• **GIVEN INFORMATION**
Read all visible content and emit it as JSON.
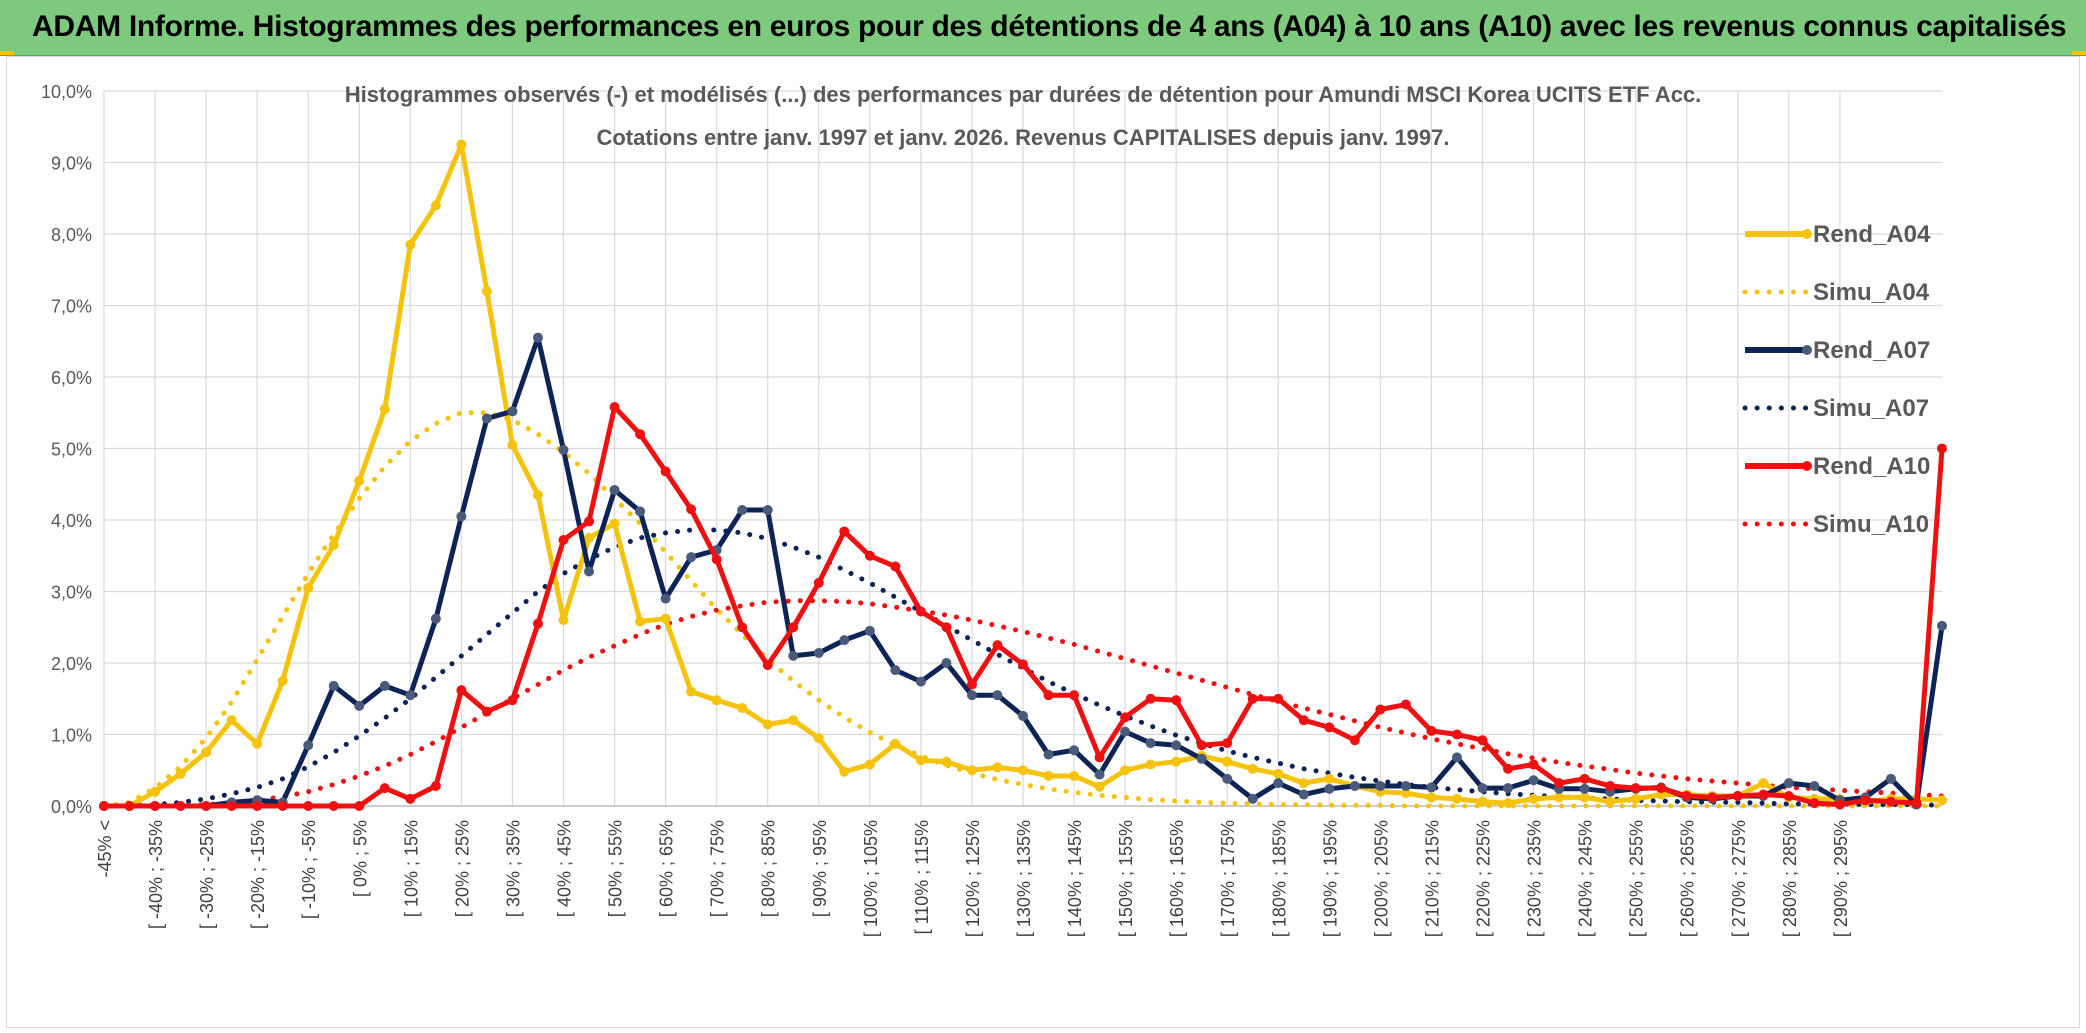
{
  "banner": {
    "title": "ADAM Informe. Histogrammes des performances en euros pour des détentions de 4 ans (A04) à 10 ans (A10) avec les revenus connus capitalisés"
  },
  "colors": {
    "banner_bg": "#7dc97d",
    "A04": "#f5c20c",
    "A07": "#0e2456",
    "A10": "#ee1111",
    "grid": "#d9d9d9",
    "marker_A07": "#4a5a7a"
  },
  "chart_data": {
    "type": "line",
    "title": "Histogrammes observés (-) et modélisés (...) des performances par durées de détention pour Amundi MSCI Korea UCITS ETF Acc.",
    "subtitle": "Cotations entre janv. 1997 et janv. 2026. Revenus CAPITALISES depuis janv. 1997.",
    "xlabel": "",
    "ylabel": "",
    "ylim": [
      0,
      10
    ],
    "y_unit": "%",
    "y_ticks": [
      "0,0%",
      "1,0%",
      "2,0%",
      "3,0%",
      "4,0%",
      "5,0%",
      "6,0%",
      "7,0%",
      "8,0%",
      "9,0%",
      "10,0%"
    ],
    "grid": true,
    "legend_position": "right",
    "x_tick_labels": [
      "-45% <",
      "[ -40% ; -35%",
      "[ -30% ; -25%",
      "[ -20% ; -15%",
      "[ -10% ; -5%",
      "[ 0% ; 5%",
      "[ 10% ; 15%",
      "[ 20% ; 25%",
      "[ 30% ; 35%",
      "[ 40% ; 45%",
      "[ 50% ; 55%",
      "[ 60% ; 65%",
      "[ 70% ; 75%",
      "[ 80% ; 85%",
      "[ 90% ; 95%",
      "[ 100% ; 105%",
      "[ 110% ; 115%",
      "[ 120% ; 125%",
      "[ 130% ; 135%",
      "[ 140% ; 145%",
      "[ 150% ; 155%",
      "[ 160% ; 165%",
      "[ 170% ; 175%",
      "[ 180% ; 185%",
      "[ 190% ; 195%",
      "[ 200% ; 205%",
      "[ 210% ; 215%",
      "[ 220% ; 225%",
      "[ 230% ; 235%",
      "[ 240% ; 245%",
      "[ 250% ; 255%",
      "[ 260% ; 265%",
      "[ 270% ; 275%",
      "[ 280% ; 285%",
      "[ 290% ; 295%"
    ],
    "series": [
      {
        "name": "Rend_A04",
        "style": "solid",
        "color": "#f5c20c",
        "marker": "circle",
        "values": [
          0,
          0,
          0.2,
          0.45,
          0.75,
          1.2,
          0.87,
          1.75,
          3.05,
          3.65,
          4.55,
          5.55,
          7.85,
          8.4,
          9.25,
          7.2,
          5.05,
          4.35,
          2.6,
          3.75,
          3.95,
          2.58,
          2.62,
          1.6,
          1.48,
          1.37,
          1.14,
          1.2,
          0.95,
          0.48,
          0.58,
          0.87,
          0.64,
          0.62,
          0.5,
          0.54,
          0.5,
          0.42,
          0.42,
          0.27,
          0.5,
          0.58,
          0.62,
          0.7,
          0.62,
          0.52,
          0.45,
          0.32,
          0.38,
          0.28,
          0.2,
          0.18,
          0.12,
          0.1,
          0.06,
          0.04,
          0.1,
          0.12,
          0.12,
          0.06,
          0.1,
          0.16,
          0.16,
          0.14,
          0.14,
          0.32,
          0.12,
          0.1,
          0.1,
          0.06,
          0.1,
          0.1,
          0.08
        ]
      },
      {
        "name": "Simu_A04",
        "style": "dotted",
        "color": "#f5c20c",
        "values": [
          0.0,
          0.05,
          0.25,
          0.55,
          0.95,
          1.45,
          2.05,
          2.65,
          3.25,
          3.8,
          4.3,
          4.75,
          5.1,
          5.35,
          5.5,
          5.5,
          5.4,
          5.2,
          4.95,
          4.65,
          4.3,
          3.95,
          3.55,
          3.15,
          2.75,
          2.4,
          2.05,
          1.75,
          1.48,
          1.24,
          1.03,
          0.85,
          0.7,
          0.57,
          0.46,
          0.37,
          0.3,
          0.24,
          0.19,
          0.15,
          0.12,
          0.09,
          0.07,
          0.05,
          0.04,
          0.03,
          0.02,
          0.02,
          0.01,
          0.01,
          0.01,
          0.0,
          0.0,
          0.0,
          0.0,
          0.0,
          0.0,
          0.0,
          0.0,
          0.0,
          0.0,
          0.0,
          0.0,
          0.0,
          0.0,
          0.0,
          0.0,
          0.0,
          0.0,
          0.0,
          0.0,
          0.0,
          0.0
        ]
      },
      {
        "name": "Rend_A07",
        "style": "solid",
        "color": "#0e2456",
        "marker": "circle",
        "values": [
          0,
          0,
          0,
          0,
          0,
          0.05,
          0.08,
          0.05,
          0.85,
          1.68,
          1.4,
          1.68,
          1.55,
          2.62,
          4.05,
          5.42,
          5.52,
          6.55,
          4.98,
          3.28,
          4.42,
          4.12,
          2.9,
          3.48,
          3.58,
          4.14,
          4.14,
          2.1,
          2.14,
          2.32,
          2.45,
          1.9,
          1.74,
          2.0,
          1.55,
          1.55,
          1.26,
          0.72,
          0.78,
          0.44,
          1.04,
          0.88,
          0.85,
          0.66,
          0.38,
          0.1,
          0.32,
          0.16,
          0.24,
          0.28,
          0.28,
          0.28,
          0.26,
          0.68,
          0.25,
          0.25,
          0.36,
          0.24,
          0.24,
          0.2,
          0.24,
          0.26,
          0.12,
          0.1,
          0.14,
          0.14,
          0.32,
          0.28,
          0.08,
          0.12,
          0.38,
          0.02,
          2.52
        ]
      },
      {
        "name": "Simu_A07",
        "style": "dotted",
        "color": "#0e2456",
        "values": [
          0.0,
          0.0,
          0.02,
          0.05,
          0.1,
          0.17,
          0.26,
          0.38,
          0.55,
          0.75,
          0.98,
          1.23,
          1.5,
          1.8,
          2.1,
          2.4,
          2.7,
          3.0,
          3.25,
          3.45,
          3.62,
          3.75,
          3.82,
          3.86,
          3.86,
          3.82,
          3.74,
          3.62,
          3.48,
          3.3,
          3.12,
          2.92,
          2.72,
          2.52,
          2.32,
          2.12,
          1.93,
          1.74,
          1.57,
          1.41,
          1.26,
          1.12,
          0.99,
          0.88,
          0.77,
          0.68,
          0.6,
          0.52,
          0.46,
          0.4,
          0.35,
          0.3,
          0.26,
          0.23,
          0.2,
          0.17,
          0.15,
          0.13,
          0.11,
          0.1,
          0.08,
          0.07,
          0.06,
          0.05,
          0.05,
          0.04,
          0.03,
          0.03,
          0.03,
          0.02,
          0.02,
          0.02,
          0.01
        ]
      },
      {
        "name": "Rend_A10",
        "style": "solid",
        "color": "#ee1111",
        "marker": "circle",
        "values": [
          0,
          0,
          0,
          0,
          0,
          0,
          0,
          0,
          0,
          0,
          0,
          0.25,
          0.1,
          0.28,
          1.62,
          1.32,
          1.48,
          2.55,
          3.72,
          3.98,
          5.58,
          5.2,
          4.68,
          4.15,
          3.45,
          2.5,
          1.97,
          2.5,
          3.12,
          3.84,
          3.5,
          3.35,
          2.72,
          2.5,
          1.7,
          2.25,
          1.98,
          1.55,
          1.55,
          0.68,
          1.24,
          1.5,
          1.48,
          0.85,
          0.88,
          1.5,
          1.5,
          1.2,
          1.1,
          0.92,
          1.35,
          1.42,
          1.05,
          1.0,
          0.92,
          0.52,
          0.58,
          0.32,
          0.38,
          0.28,
          0.25,
          0.25,
          0.14,
          0.12,
          0.14,
          0.16,
          0.14,
          0.04,
          0.02,
          0.08,
          0.06,
          0.04,
          5.0
        ]
      },
      {
        "name": "Simu_A10",
        "style": "dotted",
        "color": "#ee1111",
        "values": [
          0.0,
          0.0,
          0.0,
          0.0,
          0.02,
          0.04,
          0.08,
          0.13,
          0.2,
          0.3,
          0.42,
          0.56,
          0.72,
          0.9,
          1.1,
          1.3,
          1.5,
          1.7,
          1.9,
          2.08,
          2.24,
          2.4,
          2.54,
          2.65,
          2.74,
          2.8,
          2.85,
          2.87,
          2.87,
          2.86,
          2.83,
          2.78,
          2.73,
          2.67,
          2.6,
          2.52,
          2.44,
          2.35,
          2.26,
          2.16,
          2.06,
          1.96,
          1.86,
          1.76,
          1.66,
          1.56,
          1.46,
          1.37,
          1.28,
          1.19,
          1.1,
          1.02,
          0.94,
          0.87,
          0.8,
          0.73,
          0.67,
          0.61,
          0.56,
          0.51,
          0.46,
          0.42,
          0.38,
          0.35,
          0.32,
          0.29,
          0.26,
          0.24,
          0.22,
          0.2,
          0.18,
          0.16,
          0.14
        ]
      }
    ]
  }
}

• **PROBLEM**
Where a line above contains the word "name", copy that line.

• **RIGHT ANSWER**
        "name": "Rend_A04",
        "name": "Simu_A04",
        "name": "Rend_A07",
        "name": "Simu_A07",
        "name": "Rend_A10",
        "name": "Simu_A10",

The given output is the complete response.